▶ _Dataset content_:
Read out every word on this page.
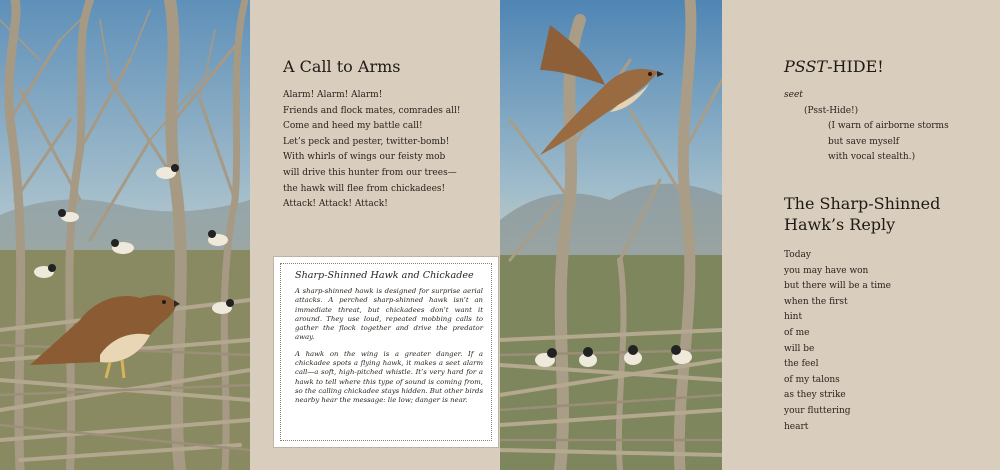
A Call to Arms
Alarm! Alarm! Alarm!
Friends and flock mates, comrades all!
Come and heed my battle call!
Let’s peck and pester, twitter-bomb!
With whirls of wings our feisty mob
will drive this hunter from our trees—
the hawk will flee from chickadees!
Attack! Attack! Attack!
Sharp-Shinned Hawk and Chickadee

A sharp-shinned hawk is designed for surprise aerial attacks. A perched sharp-shinned hawk isn’t an immediate threat, but chickadees don’t want it around. They use loud, repeated mobbing calls to gather the flock together and drive the predator away.

A hawk on the wing is a greater danger. If a chickadee spots a flying hawk, it makes a seet alarm call—a soft, high-pitched whistle. It’s very hard for a hawk to tell where this type of sound is coming from, so the calling chickadee stays hidden. But other birds nearby hear the message: lie low; danger is near.

PSST-HIDE!
seet
(Psst-Hide!)
(I warn of airborne storms
but save myself
with vocal stealth.)
The Sharp-Shinned Hawk’s Reply
Today
you may have won
but there will be a time
when the first
hint
of me
will be
the feel
of my talons
as they strike
your fluttering
heart
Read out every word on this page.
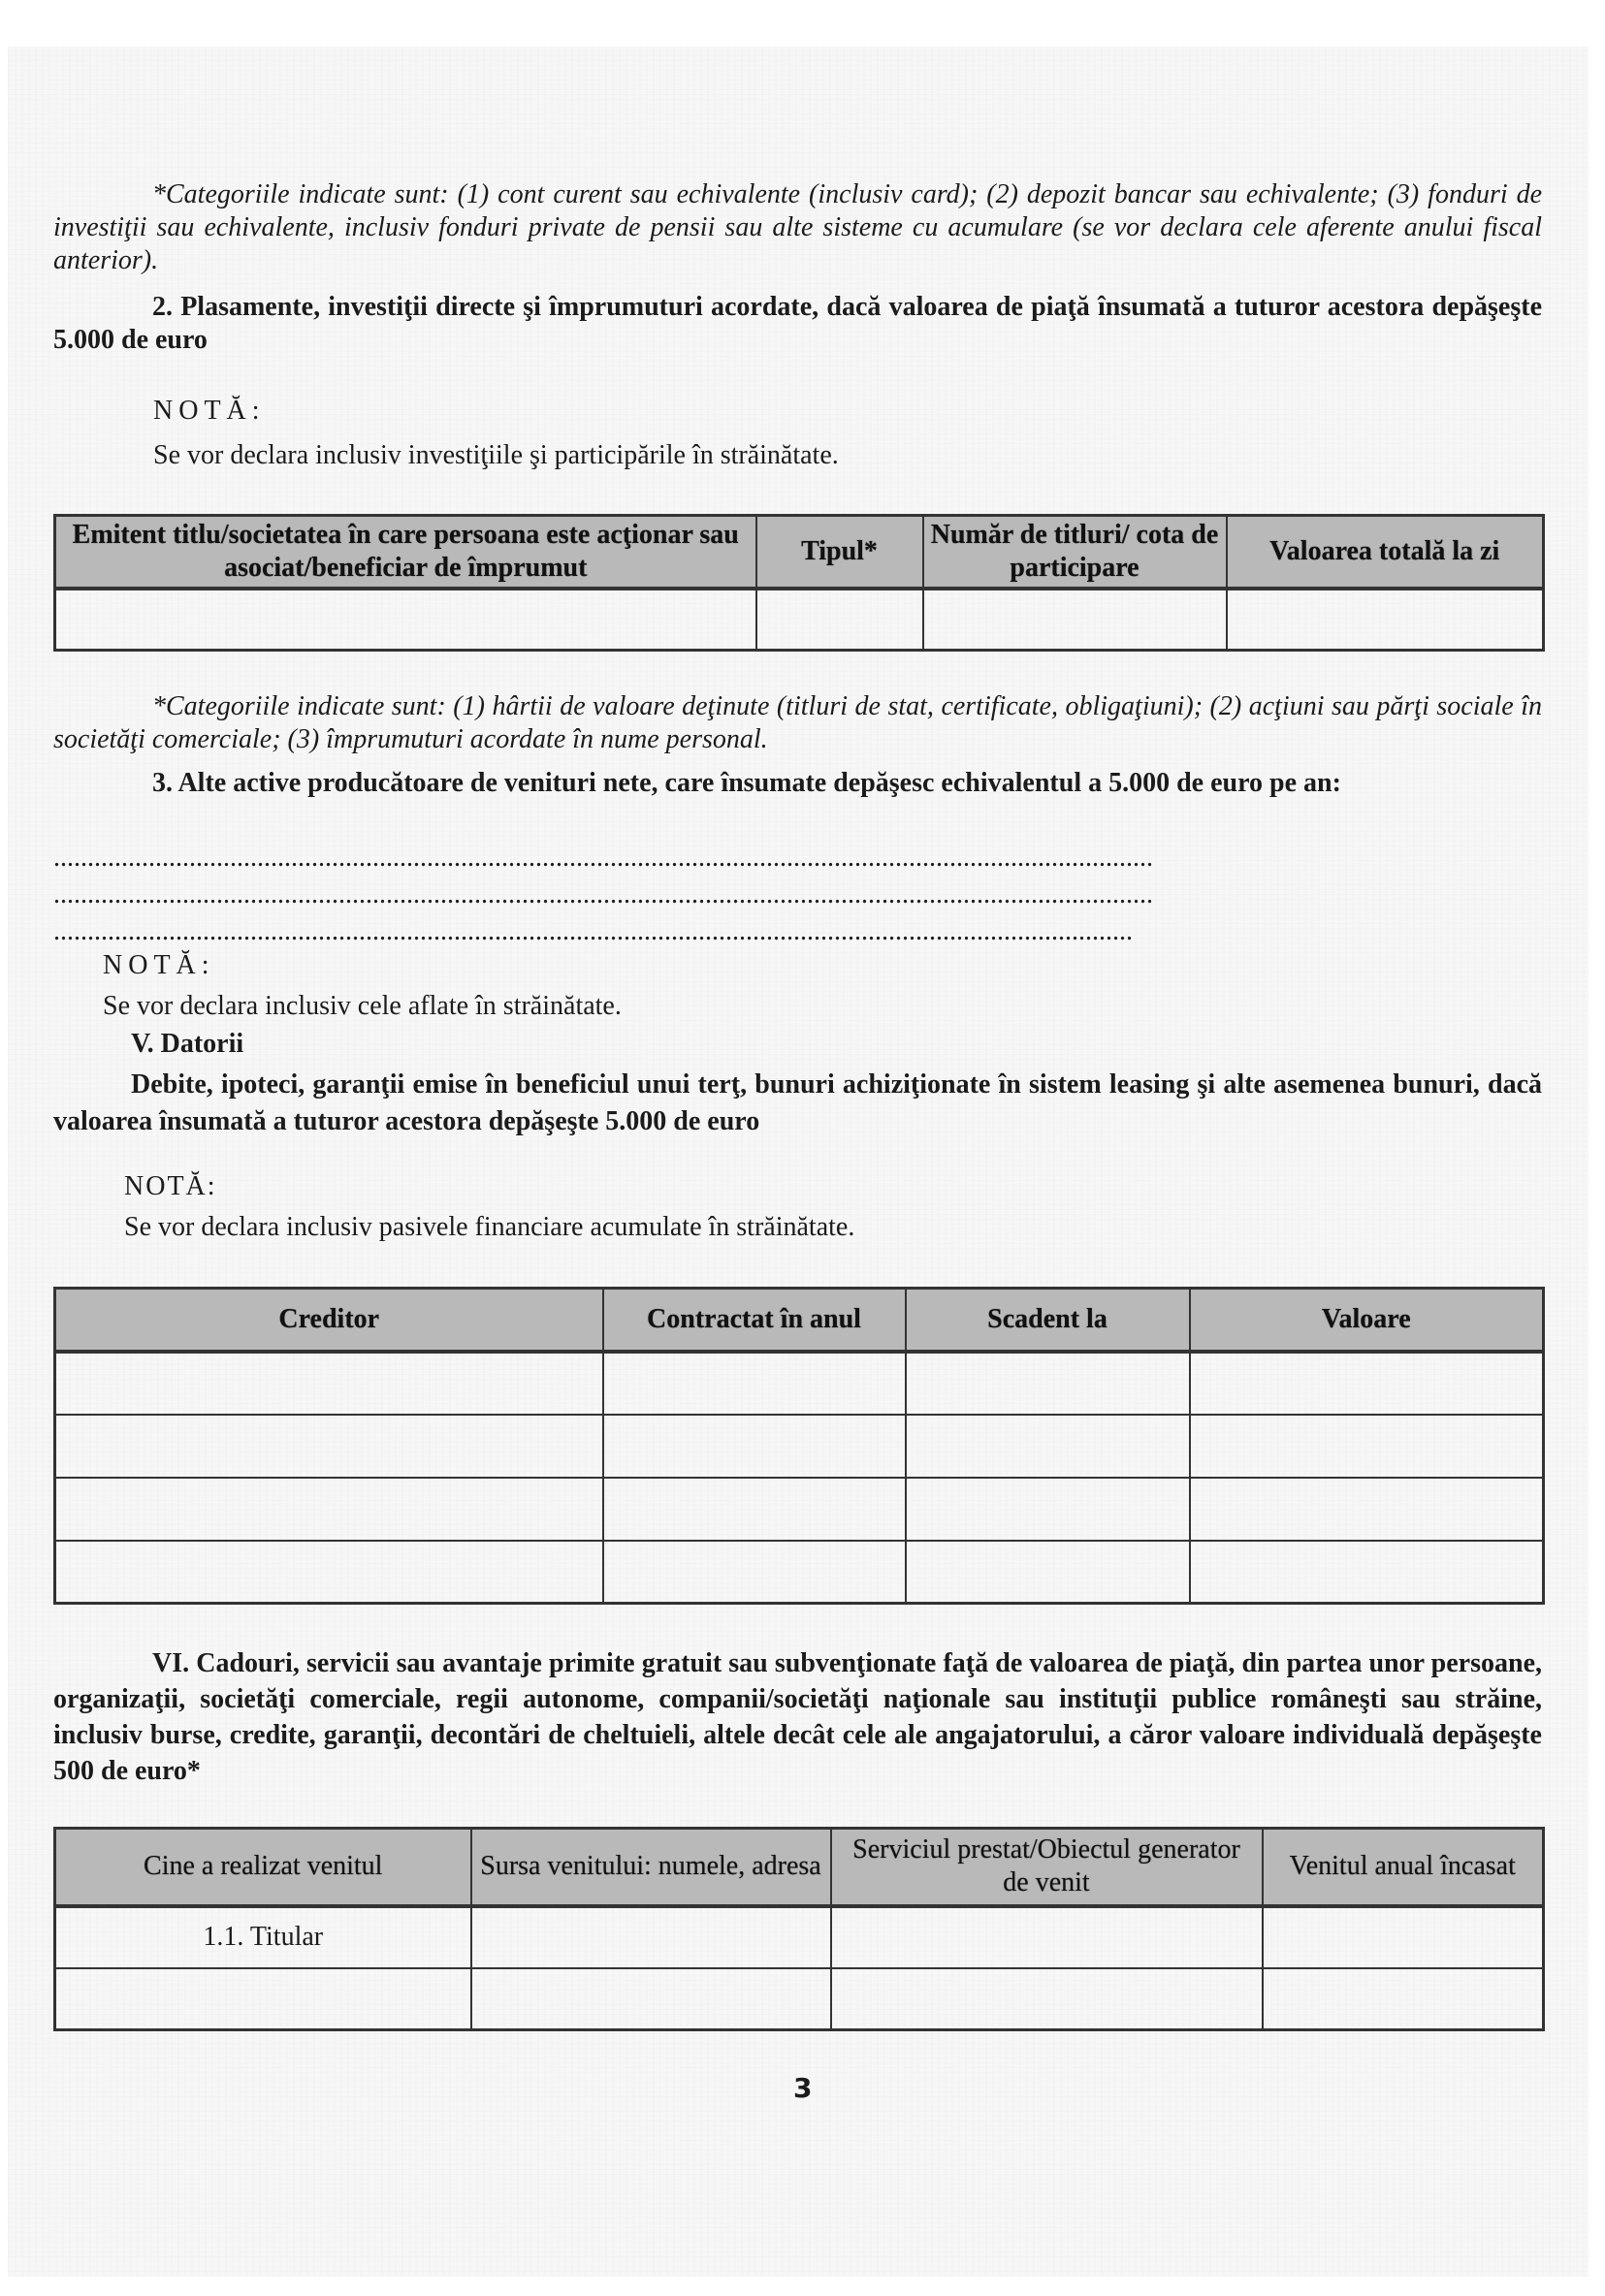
*Categoriile indicate sunt: (1) cont curent sau echivalente (inclusiv card); (2) depozit bancar sau echivalente; (3) fonduri de investiţii sau echivalente, inclusiv fonduri private de pensii sau alte sisteme cu acumulare (se vor declara cele aferente anului fiscal anterior).
2. Plasamente, investiţii directe şi împrumuturi acordate, dacă valoarea de piaţă însumată a tuturor acestora depăşeşte 5.000 de euro
NOTĂ:
Se vor declara inclusiv investiţiile şi participările în străinătate.
Emitent titlu/societatea în care persoana este acţionar sau asociat/beneficiar de împrumut	Tipul*	Număr de titluri/ cota de participare	Valoarea totală la zi

*Categoriile indicate sunt: (1) hârtii de valoare deţinute (titluri de stat, certificate, obligaţiuni); (2) acţiuni sau părţi sociale în societăţi comerciale; (3) împrumuturi acordate în nume personal.
3. Alte active producătoare de venituri nete, care însumate depăşesc echivalentul a 5.000 de euro pe an:
..................................................................................................................................................................
..................................................................................................................................................................
...............................................................................................................................................................
NOTĂ:
Se vor declara inclusiv cele aflate în străinătate.
V. Datorii
Debite, ipoteci, garanţii emise în beneficiul unui terţ, bunuri achiziţionate în sistem leasing şi alte asemenea bunuri, dacă valoarea însumată a tuturor acestora depăşeşte 5.000 de euro
NOTĂ:
Se vor declara inclusiv pasivele financiare acumulate în străinătate.
Creditor	Contractat în anul	Scadent la	Valoare

VI. Cadouri, servicii sau avantaje primite gratuit sau subvenţionate faţă de valoarea de piaţă, din partea unor persoane, organizaţii, societăţi comerciale, regii autonome, companii/societăţi naţionale sau instituţii publice româneşti sau străine, inclusiv burse, credite, garanţii, decontări de cheltuieli, altele decât cele ale angajatorului, a căror valoare individuală depăşeşte 500 de euro*
Cine a realizat venitul	Sursa venitului: numele, adresa	Serviciul prestat/Obiectul generator de venit	Venitul anual încasat
1.1. Titular			

3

▶ _Written request_:
Quote the records in their entirety, keeping the wording exact and excluding pictures.

▶ _Solution below_:
Read out every word on this page.
A Call to Arms
Alarm! Alarm! Alarm!
Friends and flock mates, comrades all!
Come and heed my battle call!
Let’s peck and pester, twitter-bomb!
With whirls of wings our feisty mob
will drive this hunter from our trees—
the hawk will flee from chickadees!
Attack! Attack! Attack!
Sharp-Shinned Hawk and Chickadee

A sharp-shinned hawk is designed for surprise aerial attacks. A perched sharp-shinned hawk isn’t an immediate threat, but chickadees don’t want it around. They use loud, repeated mobbing calls to gather the flock together and drive the predator away.

A hawk on the wing is a greater danger. If a chickadee spots a flying hawk, it makes a seet alarm call—a soft, high-pitched whistle. It’s very hard for a hawk to tell where this type of sound is coming from, so the calling chickadee stays hidden. But other birds nearby hear the message: lie low; danger is near.

PSST-HIDE!
seet
(Psst-Hide!)
(I warn of airborne storms
but save myself
with vocal stealth.)
The Sharp-Shinned Hawk’s Reply
Today
you may have won
but there will be a time
when the first
hint
of me
will be
the feel
of my talons
as they strike
your fluttering
heart
Read out every word on this page.
*Categoriile indicate sunt: (1) cont curent sau echivalente (inclusiv card); (2) depozit bancar sau echivalente; (3) fonduri de investiţii sau echivalente, inclusiv fonduri private de pensii sau alte sisteme cu acumulare (se vor declara cele aferente anului fiscal anterior).
2. Plasamente, investiţii directe şi împrumuturi acordate, dacă valoarea de piaţă însumată a tuturor acestora depăşeşte 5.000 de euro
NOTĂ:
Se vor declara inclusiv investiţiile şi participările în străinătate.
Emitent titlu/societatea în care persoana este acţionar sau asociat/beneficiar de împrumut	Tipul*	Număr de titluri/ cota de participare	Valoarea totală la zi

*Categoriile indicate sunt: (1) hârtii de valoare deţinute (titluri de stat, certificate, obligaţiuni); (2) acţiuni sau părţi sociale în societăţi comerciale; (3) împrumuturi acordate în nume personal.
3. Alte active producătoare de venituri nete, care însumate depăşesc echivalentul a 5.000 de euro pe an:
..................................................................................................................................................................
..................................................................................................................................................................
...............................................................................................................................................................
NOTĂ:
Se vor declara inclusiv cele aflate în străinătate.
V. Datorii
Debite, ipoteci, garanţii emise în beneficiul unui terţ, bunuri achiziţionate în sistem leasing şi alte asemenea bunuri, dacă valoarea însumată a tuturor acestora depăşeşte 5.000 de euro
NOTĂ:
Se vor declara inclusiv pasivele financiare acumulate în străinătate.
Creditor	Contractat în anul	Scadent la	Valoare

VI. Cadouri, servicii sau avantaje primite gratuit sau subvenţionate faţă de valoarea de piaţă, din partea unor persoane, organizaţii, societăţi comerciale, regii autonome, companii/societăţi naţionale sau instituţii publice româneşti sau străine, inclusiv burse, credite, garanţii, decontări de cheltuieli, altele decât cele ale angajatorului, a căror valoare individuală depăşeşte 500 de euro*
Cine a realizat venitul	Sursa venitului: numele, adresa	Serviciul prestat/Obiectul generator de venit	Venitul anual încasat
1.1. Titular			

3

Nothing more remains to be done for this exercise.